◆ AIM OF THE TASK: Your task is to transcribe all of the records exactly and leave out the pictures.

◆ DATA LISTING:

· · ·

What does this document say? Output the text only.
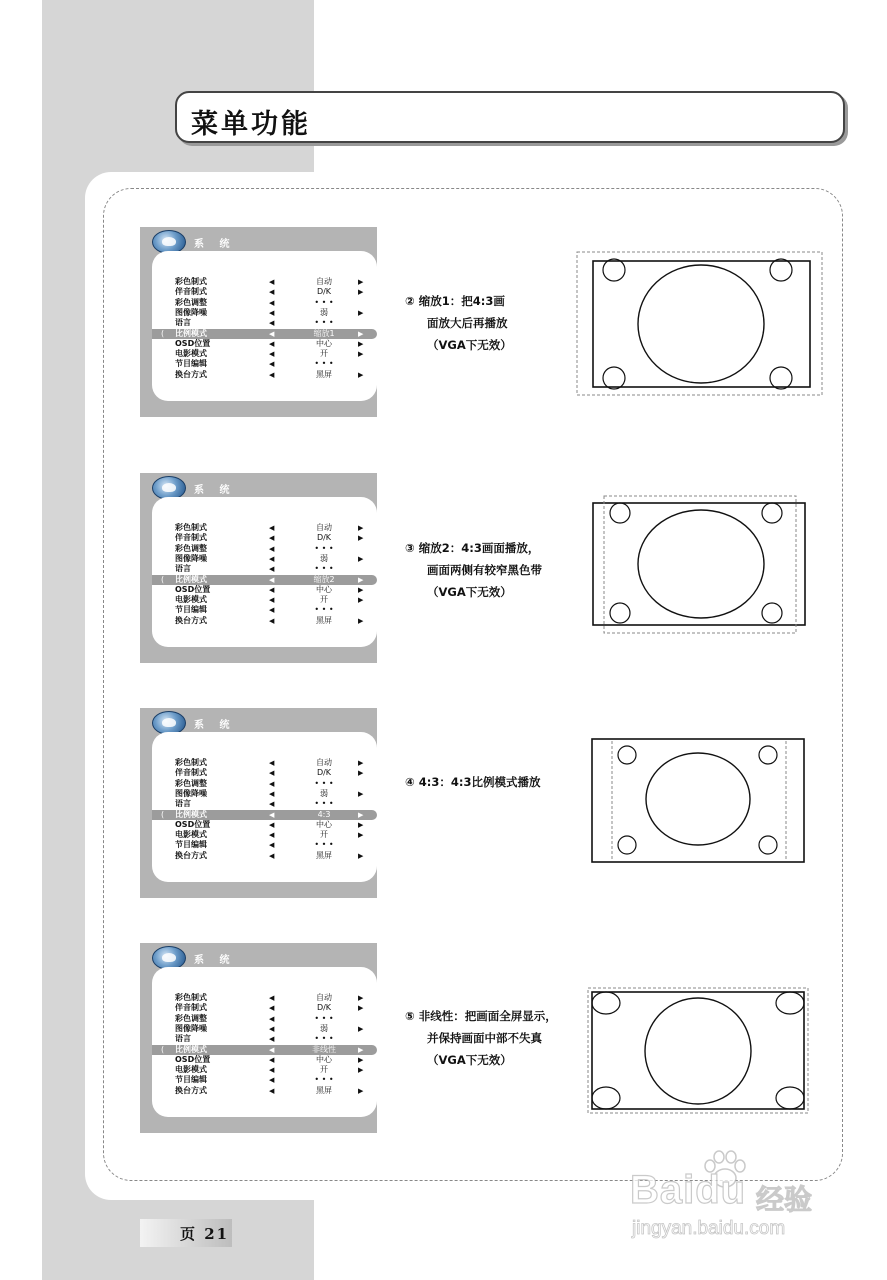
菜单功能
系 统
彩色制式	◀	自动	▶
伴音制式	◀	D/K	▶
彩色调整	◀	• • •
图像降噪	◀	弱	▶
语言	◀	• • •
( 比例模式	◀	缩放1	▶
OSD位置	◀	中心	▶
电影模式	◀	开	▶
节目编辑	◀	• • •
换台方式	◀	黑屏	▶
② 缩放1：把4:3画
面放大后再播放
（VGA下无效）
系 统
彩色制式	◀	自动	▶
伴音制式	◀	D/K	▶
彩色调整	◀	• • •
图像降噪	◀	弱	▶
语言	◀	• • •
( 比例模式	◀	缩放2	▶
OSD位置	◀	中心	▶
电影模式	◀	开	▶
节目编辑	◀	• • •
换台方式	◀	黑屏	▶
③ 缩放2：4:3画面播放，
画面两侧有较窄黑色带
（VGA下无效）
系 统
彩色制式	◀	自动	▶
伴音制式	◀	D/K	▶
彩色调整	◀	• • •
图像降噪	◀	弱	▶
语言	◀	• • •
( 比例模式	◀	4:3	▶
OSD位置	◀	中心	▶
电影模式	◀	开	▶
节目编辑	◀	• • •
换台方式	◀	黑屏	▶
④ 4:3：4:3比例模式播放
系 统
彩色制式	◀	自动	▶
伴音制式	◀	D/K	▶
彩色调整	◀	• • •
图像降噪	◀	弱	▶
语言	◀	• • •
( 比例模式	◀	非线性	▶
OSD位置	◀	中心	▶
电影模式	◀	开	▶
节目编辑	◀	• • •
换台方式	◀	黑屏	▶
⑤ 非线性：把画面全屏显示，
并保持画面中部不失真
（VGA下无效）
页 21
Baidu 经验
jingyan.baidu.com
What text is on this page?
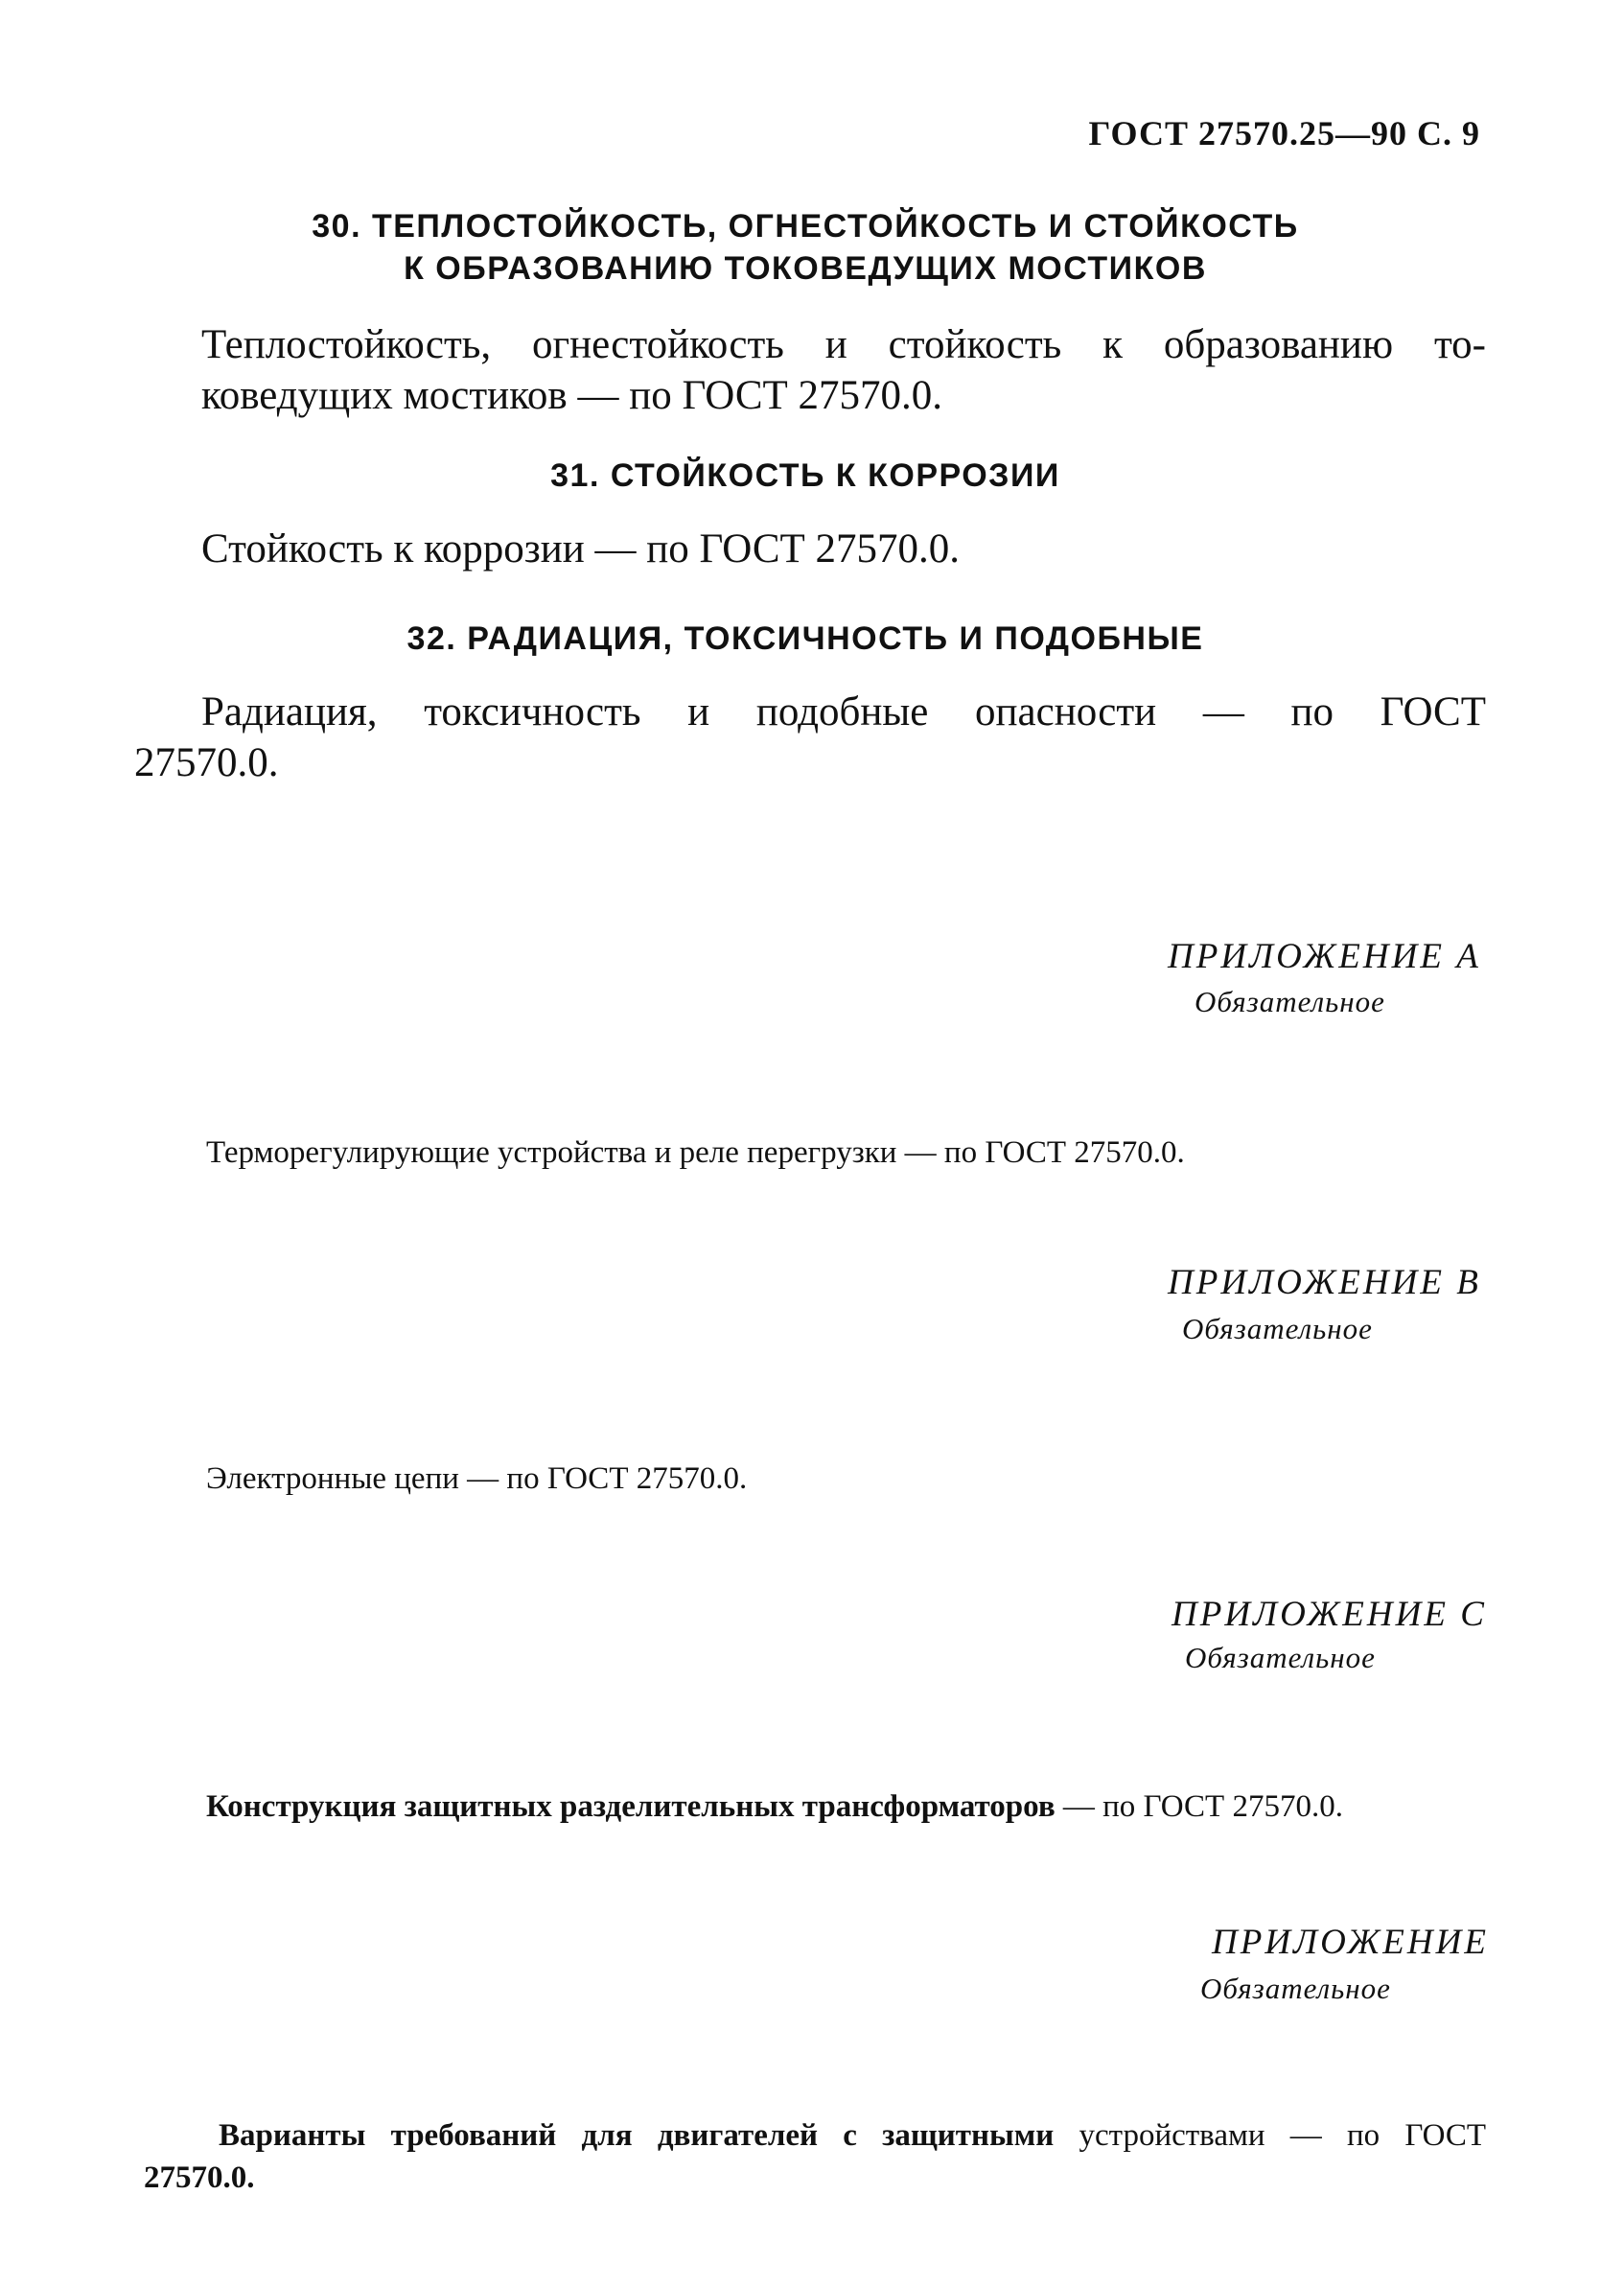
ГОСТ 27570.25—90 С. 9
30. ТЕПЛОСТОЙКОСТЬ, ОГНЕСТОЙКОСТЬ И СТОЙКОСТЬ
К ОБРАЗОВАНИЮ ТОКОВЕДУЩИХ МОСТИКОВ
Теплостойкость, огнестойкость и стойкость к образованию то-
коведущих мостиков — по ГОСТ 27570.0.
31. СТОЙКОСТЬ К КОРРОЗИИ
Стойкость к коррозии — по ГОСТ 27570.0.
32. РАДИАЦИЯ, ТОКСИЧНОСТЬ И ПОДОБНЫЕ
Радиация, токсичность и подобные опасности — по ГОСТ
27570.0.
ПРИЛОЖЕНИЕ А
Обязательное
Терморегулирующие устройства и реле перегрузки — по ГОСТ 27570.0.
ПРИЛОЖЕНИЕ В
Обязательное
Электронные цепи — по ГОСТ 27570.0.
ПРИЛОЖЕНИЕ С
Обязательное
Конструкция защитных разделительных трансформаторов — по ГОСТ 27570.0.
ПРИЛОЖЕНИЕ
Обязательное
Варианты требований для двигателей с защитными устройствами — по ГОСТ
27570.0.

· · ·

◆ RESULT OF THIS TASK:
What does this document say? Output the text only.
菜单功能
系 统
彩色制式	◀	自动	▶
伴音制式	◀	D/K	▶
彩色调整	◀	• • •
图像降噪	◀	弱	▶
语言	◀	• • •
( 比例模式	◀	缩放1	▶
OSD位置	◀	中心	▶
电影模式	◀	开	▶
节目编辑	◀	• • •
换台方式	◀	黑屏	▶
② 缩放1：把4:3画
面放大后再播放
（VGA下无效）
系 统
彩色制式	◀	自动	▶
伴音制式	◀	D/K	▶
彩色调整	◀	• • •
图像降噪	◀	弱	▶
语言	◀	• • •
( 比例模式	◀	缩放2	▶
OSD位置	◀	中心	▶
电影模式	◀	开	▶
节目编辑	◀	• • •
换台方式	◀	黑屏	▶
③ 缩放2：4:3画面播放，
画面两侧有较窄黑色带
（VGA下无效）
系 统
彩色制式	◀	自动	▶
伴音制式	◀	D/K	▶
彩色调整	◀	• • •
图像降噪	◀	弱	▶
语言	◀	• • •
( 比例模式	◀	4:3	▶
OSD位置	◀	中心	▶
电影模式	◀	开	▶
节目编辑	◀	• • •
换台方式	◀	黑屏	▶
④ 4:3：4:3比例模式播放
系 统
彩色制式	◀	自动	▶
伴音制式	◀	D/K	▶
彩色调整	◀	• • •
图像降噪	◀	弱	▶
语言	◀	• • •
( 比例模式	◀	非线性	▶
OSD位置	◀	中心	▶
电影模式	◀	开	▶
节目编辑	◀	• • •
换台方式	◀	黑屏	▶
⑤ 非线性：把画面全屏显示，
并保持画面中部不失真
（VGA下无效）
页 21
Baidu 经验
jingyan.baidu.com
What text is on this page?
ГОСТ 27570.25—90 С. 9
30. ТЕПЛОСТОЙКОСТЬ, ОГНЕСТОЙКОСТЬ И СТОЙКОСТЬ
К ОБРАЗОВАНИЮ ТОКОВЕДУЩИХ МОСТИКОВ
Теплостойкость, огнестойкость и стойкость к образованию то-
коведущих мостиков — по ГОСТ 27570.0.
31. СТОЙКОСТЬ К КОРРОЗИИ
Стойкость к коррозии — по ГОСТ 27570.0.
32. РАДИАЦИЯ, ТОКСИЧНОСТЬ И ПОДОБНЫЕ
Радиация, токсичность и подобные опасности — по ГОСТ
27570.0.
ПРИЛОЖЕНИЕ А
Обязательное
Терморегулирующие устройства и реле перегрузки — по ГОСТ 27570.0.
ПРИЛОЖЕНИЕ В
Обязательное
Электронные цепи — по ГОСТ 27570.0.
ПРИЛОЖЕНИЕ С
Обязательное
Конструкция защитных разделительных трансформаторов — по ГОСТ 27570.0.
ПРИЛОЖЕНИЕ
Обязательное
Варианты требований для двигателей с защитными устройствами — по ГОСТ
27570.0.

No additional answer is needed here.